#### Exercices à réaliser:
(a) Traduisez en anglais cette phrase du texte choisi : « Ainsi la pièce manquante empêchait toute dérive. »
(b) Relevez tous les noms propres de lieux et de personnes figurant dans le texte choisi.
(c) Extrayez du texte choisi le passage qui commence à « Malgré ces origines » et se termine à « empêchait toute dérive. ».

Malgré ces origines lointaines, ce n'est qu'en 1942 que les
eaux de vie et autres marcs feront l'objet d'une reconnaissance officielle
dans notre région après les nombreux épisodes
qui ont marqué deux siècles d'affaires autour d'un drôle
de privilège !
Excès
de zèle
Du
côté de Château-Chalon, les vignerons se rapellent
de M.B., ce receveur local chargé de délivrer les papiers
destinés au contrôle de la distillation, qui exigeait
que le vigneron rapporte chaque soir le "bonnet"
de l'alambic à l'heure dite. Ainsi la pièce manquante
empêchait toute dérive.
J'suis
des vôtres
Autour
d'Arbois, un brave homme qui avait demandé à profiter
de sa retraite de receveur local (laquelle indemnité était
très faible) venait à l'alambic partager quelques plaisirs
que lui permettaient l'occasion. Et comme pour rassurer ses amis vignerons,
il les interpellait en disant "Vous savez, j'suis des vôtres,
si les gabelous arrivent, vous me laisserez leur causer".

Données enregistrées:
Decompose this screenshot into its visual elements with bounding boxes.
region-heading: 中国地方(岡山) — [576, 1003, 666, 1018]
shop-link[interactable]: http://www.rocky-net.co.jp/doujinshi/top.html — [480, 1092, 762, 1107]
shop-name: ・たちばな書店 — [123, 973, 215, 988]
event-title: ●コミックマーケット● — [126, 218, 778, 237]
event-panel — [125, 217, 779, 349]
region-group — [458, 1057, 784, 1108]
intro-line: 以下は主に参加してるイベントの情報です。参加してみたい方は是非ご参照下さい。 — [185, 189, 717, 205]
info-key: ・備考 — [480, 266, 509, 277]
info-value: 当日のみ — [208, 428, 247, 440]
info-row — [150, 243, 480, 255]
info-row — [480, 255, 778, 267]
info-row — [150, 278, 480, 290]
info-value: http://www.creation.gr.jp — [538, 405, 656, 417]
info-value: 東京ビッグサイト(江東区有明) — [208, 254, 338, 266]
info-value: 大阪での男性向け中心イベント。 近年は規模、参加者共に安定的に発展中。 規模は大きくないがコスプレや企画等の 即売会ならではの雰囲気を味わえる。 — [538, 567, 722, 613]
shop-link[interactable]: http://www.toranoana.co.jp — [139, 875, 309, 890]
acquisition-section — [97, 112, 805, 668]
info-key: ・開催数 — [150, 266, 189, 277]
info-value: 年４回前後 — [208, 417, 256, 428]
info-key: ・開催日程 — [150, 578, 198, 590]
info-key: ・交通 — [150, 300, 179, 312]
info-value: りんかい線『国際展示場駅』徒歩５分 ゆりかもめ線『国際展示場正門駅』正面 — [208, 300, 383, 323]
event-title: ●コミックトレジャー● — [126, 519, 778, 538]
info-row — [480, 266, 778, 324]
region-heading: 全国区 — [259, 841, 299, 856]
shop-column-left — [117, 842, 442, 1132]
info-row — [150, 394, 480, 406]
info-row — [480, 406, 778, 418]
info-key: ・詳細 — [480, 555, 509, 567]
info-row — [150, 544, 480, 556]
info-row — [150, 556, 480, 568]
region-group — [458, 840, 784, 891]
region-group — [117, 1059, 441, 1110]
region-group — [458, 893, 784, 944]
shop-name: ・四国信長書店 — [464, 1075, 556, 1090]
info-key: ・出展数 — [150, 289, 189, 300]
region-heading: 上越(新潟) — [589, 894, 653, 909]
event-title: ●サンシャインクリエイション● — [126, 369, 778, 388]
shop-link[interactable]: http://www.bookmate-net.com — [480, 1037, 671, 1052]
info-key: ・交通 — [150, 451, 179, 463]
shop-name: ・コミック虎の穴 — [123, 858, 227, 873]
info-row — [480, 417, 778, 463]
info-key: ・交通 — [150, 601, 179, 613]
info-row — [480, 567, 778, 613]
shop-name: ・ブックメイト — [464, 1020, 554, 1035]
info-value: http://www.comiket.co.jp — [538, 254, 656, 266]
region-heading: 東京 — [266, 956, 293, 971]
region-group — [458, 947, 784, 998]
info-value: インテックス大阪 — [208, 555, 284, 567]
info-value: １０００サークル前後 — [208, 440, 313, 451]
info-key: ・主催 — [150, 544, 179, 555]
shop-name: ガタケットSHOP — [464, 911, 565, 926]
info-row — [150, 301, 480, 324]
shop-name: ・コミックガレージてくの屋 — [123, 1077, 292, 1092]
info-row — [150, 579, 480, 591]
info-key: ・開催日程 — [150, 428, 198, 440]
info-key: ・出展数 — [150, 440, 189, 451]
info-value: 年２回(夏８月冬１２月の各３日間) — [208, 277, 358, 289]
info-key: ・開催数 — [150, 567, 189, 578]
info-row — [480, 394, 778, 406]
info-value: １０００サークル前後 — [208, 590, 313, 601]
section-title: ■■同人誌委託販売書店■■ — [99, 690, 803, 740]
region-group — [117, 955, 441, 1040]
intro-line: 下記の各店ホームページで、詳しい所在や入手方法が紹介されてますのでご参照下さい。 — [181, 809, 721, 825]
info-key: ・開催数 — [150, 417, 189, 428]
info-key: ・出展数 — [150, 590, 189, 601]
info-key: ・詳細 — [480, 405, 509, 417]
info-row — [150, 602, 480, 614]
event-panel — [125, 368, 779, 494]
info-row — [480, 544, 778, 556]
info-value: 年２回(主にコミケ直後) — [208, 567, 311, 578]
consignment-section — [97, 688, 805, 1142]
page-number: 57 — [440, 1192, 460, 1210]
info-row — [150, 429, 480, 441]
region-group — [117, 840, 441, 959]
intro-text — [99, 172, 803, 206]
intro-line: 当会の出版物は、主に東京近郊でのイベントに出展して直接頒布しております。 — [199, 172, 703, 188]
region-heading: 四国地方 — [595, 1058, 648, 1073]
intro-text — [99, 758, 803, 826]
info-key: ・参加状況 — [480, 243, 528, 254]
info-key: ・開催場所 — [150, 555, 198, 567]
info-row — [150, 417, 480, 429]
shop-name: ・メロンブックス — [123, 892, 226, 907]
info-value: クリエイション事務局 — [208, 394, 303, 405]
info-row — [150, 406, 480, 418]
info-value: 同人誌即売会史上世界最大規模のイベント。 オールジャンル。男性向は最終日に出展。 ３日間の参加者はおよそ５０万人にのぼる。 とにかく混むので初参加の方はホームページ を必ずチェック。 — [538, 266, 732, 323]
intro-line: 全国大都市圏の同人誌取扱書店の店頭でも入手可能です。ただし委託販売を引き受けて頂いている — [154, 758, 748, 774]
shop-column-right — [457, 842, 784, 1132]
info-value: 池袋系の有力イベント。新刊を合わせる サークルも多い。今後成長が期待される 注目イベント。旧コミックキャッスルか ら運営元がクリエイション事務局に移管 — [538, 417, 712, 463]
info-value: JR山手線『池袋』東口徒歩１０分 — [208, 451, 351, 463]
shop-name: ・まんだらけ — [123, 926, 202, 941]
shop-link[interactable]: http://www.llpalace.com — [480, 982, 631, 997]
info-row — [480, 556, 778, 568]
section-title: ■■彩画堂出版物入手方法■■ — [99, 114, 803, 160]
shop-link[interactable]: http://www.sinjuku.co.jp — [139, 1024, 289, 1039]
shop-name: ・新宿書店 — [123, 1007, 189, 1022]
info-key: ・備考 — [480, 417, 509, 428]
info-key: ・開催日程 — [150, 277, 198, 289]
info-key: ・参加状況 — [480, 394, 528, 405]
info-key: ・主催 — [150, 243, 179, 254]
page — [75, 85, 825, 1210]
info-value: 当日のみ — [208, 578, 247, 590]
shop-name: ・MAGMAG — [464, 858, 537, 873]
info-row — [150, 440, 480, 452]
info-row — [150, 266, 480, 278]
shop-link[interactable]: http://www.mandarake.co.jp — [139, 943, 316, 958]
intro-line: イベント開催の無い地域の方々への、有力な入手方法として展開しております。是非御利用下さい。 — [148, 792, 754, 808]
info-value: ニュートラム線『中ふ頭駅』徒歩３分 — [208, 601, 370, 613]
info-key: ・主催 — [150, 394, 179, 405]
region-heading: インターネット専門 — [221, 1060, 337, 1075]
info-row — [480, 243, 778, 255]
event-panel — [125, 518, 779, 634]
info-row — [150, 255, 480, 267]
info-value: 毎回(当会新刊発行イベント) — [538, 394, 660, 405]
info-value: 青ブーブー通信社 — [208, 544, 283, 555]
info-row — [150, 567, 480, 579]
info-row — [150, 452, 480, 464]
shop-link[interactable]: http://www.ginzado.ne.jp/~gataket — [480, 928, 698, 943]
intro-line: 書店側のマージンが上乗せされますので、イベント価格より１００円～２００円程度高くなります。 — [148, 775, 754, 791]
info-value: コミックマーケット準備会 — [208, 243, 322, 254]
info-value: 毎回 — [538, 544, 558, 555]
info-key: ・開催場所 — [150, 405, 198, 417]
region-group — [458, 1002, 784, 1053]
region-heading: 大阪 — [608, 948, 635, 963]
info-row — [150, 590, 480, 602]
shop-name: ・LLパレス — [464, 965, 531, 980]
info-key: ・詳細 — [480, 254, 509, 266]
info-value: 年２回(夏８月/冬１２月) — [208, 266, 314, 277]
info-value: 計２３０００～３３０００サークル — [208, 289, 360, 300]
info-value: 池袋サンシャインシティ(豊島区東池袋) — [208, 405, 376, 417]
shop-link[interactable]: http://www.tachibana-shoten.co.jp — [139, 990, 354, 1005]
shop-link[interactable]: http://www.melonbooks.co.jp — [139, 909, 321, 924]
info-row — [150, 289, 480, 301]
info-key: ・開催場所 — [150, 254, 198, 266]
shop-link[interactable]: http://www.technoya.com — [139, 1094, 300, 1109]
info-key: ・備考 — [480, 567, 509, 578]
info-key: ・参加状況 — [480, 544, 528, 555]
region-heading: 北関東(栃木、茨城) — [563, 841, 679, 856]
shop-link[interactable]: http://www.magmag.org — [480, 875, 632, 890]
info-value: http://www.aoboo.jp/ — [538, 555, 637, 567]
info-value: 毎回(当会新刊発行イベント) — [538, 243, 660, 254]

#### Réponses aux exercices:
(a) Thus the missing part prevented any abuse.

(b) Château-Chalon, M.B., Arbois

(c)
Malgré ces origines lointaines, ce n'est qu'en 1942 que les
eaux de vie et autres marcs feront l'objet d'une reconnaissance officielle
dans notre région après les nombreux épisodes
qui ont marqué deux siècles d'affaires autour d'un drôle
de privilège !
Excès
de zèle
Du
côté de Château-Chalon, les vignerons se rapellent
de M.B., ce receveur local chargé de délivrer les papiers
destinés au contrôle de la distillation, qui exigeait
que le vigneron rapporte chaque soir le "bonnet"
de l'alambic à l'heure dite. Ainsi la pièce manquante
empêchait toute dérive.